# [Given task]
Extract the lines that hold the string "subtitle".

# [Stored rows]
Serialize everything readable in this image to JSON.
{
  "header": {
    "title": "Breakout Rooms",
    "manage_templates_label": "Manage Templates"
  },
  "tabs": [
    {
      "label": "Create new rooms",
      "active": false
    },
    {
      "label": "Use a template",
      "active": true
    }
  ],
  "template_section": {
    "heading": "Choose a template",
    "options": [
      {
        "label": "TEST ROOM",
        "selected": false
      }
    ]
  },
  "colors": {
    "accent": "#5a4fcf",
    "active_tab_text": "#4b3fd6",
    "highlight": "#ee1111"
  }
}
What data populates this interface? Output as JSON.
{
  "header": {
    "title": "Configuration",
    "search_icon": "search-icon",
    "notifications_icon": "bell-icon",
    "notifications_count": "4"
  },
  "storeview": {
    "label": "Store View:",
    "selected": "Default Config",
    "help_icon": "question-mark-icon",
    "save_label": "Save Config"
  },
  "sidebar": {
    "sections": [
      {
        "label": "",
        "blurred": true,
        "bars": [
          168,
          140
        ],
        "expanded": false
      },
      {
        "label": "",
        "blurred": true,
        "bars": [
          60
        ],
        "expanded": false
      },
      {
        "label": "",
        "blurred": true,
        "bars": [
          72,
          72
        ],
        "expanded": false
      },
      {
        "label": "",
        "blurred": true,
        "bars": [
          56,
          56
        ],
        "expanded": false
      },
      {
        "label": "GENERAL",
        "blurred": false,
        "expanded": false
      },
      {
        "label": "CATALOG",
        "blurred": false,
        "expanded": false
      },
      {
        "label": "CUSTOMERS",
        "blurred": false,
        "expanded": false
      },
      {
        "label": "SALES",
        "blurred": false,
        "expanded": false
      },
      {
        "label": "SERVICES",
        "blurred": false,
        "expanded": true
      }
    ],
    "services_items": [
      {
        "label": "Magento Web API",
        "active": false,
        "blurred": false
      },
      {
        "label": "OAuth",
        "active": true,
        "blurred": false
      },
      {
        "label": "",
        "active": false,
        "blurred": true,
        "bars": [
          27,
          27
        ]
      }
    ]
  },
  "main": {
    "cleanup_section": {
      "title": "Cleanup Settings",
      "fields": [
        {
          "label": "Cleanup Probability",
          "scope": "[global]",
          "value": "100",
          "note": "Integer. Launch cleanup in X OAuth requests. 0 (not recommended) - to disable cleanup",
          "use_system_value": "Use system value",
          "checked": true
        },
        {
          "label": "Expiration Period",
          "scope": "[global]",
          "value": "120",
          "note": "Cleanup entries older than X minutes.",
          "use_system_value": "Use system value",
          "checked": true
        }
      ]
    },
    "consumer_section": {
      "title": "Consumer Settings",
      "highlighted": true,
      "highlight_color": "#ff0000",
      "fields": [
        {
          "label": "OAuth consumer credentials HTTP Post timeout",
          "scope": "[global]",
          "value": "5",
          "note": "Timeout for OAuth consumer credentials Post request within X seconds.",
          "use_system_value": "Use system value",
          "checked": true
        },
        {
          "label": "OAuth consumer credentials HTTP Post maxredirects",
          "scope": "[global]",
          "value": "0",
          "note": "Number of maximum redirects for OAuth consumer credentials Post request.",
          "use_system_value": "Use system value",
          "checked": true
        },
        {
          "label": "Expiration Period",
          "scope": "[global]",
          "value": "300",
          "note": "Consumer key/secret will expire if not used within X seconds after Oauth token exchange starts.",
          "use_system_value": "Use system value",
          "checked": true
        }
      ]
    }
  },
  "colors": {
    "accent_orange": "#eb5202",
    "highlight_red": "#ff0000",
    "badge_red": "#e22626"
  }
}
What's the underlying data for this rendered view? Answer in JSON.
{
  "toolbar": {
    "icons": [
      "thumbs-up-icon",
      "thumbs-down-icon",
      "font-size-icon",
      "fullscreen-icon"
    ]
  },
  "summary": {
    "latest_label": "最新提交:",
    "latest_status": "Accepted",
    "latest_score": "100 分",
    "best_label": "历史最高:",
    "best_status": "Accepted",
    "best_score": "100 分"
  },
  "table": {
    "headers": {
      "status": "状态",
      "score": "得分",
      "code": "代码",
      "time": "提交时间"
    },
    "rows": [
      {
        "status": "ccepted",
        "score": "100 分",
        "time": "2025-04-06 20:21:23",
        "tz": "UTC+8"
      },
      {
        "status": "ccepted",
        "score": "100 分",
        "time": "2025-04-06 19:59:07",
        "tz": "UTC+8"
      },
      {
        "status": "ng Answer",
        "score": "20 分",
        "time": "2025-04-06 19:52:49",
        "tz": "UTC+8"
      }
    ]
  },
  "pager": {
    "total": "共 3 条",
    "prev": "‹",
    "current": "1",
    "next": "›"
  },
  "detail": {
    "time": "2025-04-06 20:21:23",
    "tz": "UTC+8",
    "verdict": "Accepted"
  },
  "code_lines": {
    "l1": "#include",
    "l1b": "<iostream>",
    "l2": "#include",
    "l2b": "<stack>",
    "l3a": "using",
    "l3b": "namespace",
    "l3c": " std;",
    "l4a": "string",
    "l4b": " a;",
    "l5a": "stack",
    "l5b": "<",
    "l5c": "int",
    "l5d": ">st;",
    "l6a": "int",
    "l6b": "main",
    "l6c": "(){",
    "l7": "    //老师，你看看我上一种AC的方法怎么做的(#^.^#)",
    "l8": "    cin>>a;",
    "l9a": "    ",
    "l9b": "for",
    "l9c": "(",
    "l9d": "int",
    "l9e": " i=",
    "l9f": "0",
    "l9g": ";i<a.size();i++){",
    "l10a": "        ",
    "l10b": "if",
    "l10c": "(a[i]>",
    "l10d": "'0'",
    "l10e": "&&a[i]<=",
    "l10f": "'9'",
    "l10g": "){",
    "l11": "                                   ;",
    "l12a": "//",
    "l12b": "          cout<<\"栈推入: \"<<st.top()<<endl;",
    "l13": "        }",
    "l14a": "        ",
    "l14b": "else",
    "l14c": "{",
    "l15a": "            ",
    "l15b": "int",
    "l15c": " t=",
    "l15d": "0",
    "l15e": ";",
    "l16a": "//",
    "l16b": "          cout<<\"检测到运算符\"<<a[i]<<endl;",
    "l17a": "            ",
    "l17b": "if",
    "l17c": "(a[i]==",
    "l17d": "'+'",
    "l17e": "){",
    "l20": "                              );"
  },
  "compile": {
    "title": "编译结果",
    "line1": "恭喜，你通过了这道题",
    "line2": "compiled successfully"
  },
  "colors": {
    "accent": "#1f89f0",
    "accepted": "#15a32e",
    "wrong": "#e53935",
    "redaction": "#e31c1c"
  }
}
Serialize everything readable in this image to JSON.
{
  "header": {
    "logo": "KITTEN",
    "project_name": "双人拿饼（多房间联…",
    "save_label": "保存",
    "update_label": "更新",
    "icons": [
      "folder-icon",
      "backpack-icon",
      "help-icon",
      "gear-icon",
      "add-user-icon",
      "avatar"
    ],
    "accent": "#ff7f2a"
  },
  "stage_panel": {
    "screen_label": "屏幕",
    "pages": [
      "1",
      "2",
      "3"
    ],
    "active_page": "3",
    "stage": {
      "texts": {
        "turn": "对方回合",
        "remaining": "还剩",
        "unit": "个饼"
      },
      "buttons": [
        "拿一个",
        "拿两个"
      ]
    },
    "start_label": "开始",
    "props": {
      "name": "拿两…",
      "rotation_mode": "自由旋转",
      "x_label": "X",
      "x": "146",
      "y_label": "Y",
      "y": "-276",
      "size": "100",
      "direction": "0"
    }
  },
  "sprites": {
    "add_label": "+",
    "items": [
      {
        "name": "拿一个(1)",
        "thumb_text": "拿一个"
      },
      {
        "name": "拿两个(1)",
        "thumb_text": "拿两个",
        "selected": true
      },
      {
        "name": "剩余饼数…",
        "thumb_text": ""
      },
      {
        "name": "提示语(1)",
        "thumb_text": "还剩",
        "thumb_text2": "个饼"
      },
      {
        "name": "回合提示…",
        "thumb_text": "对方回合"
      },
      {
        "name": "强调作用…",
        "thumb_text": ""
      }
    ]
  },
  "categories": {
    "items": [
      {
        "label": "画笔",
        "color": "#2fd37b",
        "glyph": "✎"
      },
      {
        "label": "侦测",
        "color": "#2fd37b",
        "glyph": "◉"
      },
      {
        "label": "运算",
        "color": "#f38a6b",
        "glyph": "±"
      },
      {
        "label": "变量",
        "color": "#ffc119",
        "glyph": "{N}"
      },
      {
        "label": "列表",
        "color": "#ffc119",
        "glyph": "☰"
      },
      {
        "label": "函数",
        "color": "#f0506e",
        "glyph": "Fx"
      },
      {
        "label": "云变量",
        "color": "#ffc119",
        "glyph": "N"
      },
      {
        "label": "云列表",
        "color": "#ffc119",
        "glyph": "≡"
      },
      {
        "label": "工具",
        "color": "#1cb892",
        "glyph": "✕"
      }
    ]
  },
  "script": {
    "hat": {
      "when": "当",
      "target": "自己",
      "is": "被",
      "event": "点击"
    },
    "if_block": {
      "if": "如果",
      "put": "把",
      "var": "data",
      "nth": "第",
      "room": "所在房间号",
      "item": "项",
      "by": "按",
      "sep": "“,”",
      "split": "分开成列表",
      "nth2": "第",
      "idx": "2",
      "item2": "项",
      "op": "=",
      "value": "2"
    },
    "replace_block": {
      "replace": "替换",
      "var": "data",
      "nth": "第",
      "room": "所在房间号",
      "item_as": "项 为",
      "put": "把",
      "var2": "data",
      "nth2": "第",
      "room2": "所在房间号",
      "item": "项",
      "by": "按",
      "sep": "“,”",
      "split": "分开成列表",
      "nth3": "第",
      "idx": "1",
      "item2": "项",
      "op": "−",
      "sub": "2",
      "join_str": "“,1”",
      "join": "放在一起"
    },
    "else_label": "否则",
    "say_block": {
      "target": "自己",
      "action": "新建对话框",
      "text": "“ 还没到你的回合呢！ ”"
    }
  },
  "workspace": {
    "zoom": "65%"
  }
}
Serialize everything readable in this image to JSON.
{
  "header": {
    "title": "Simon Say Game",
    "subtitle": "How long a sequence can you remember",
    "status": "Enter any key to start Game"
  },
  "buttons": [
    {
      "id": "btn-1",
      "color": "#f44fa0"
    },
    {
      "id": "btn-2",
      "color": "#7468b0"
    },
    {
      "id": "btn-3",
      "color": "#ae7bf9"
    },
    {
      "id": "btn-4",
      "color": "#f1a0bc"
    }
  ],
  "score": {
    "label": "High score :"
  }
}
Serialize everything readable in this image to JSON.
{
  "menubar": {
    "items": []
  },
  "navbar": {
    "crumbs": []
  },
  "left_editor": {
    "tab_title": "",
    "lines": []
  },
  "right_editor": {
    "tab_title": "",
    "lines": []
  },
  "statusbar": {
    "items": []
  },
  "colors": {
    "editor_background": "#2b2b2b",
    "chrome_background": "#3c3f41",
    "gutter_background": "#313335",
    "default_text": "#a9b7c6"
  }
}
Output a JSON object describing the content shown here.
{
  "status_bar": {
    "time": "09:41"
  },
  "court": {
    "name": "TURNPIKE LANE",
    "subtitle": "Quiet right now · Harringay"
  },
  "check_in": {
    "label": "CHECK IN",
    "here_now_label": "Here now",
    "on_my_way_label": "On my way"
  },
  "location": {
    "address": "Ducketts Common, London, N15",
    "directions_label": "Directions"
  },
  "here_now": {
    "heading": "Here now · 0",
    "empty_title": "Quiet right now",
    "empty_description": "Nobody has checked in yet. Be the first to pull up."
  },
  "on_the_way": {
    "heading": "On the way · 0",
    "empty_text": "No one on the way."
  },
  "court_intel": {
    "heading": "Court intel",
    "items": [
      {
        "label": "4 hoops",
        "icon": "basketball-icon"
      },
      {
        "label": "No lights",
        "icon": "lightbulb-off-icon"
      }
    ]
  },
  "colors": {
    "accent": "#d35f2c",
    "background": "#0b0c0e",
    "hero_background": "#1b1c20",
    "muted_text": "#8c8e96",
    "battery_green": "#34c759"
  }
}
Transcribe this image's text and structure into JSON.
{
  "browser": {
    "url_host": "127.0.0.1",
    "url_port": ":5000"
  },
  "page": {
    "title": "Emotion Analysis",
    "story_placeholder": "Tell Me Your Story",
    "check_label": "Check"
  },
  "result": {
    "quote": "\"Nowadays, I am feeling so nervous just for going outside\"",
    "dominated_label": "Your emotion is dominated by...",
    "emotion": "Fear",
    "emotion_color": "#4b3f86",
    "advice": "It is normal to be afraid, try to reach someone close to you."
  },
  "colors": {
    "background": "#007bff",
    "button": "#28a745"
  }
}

# [Final answer]
    "subtitle": "How long a sequence can you remember",
    "subtitle": "Quiet right now · Harringay"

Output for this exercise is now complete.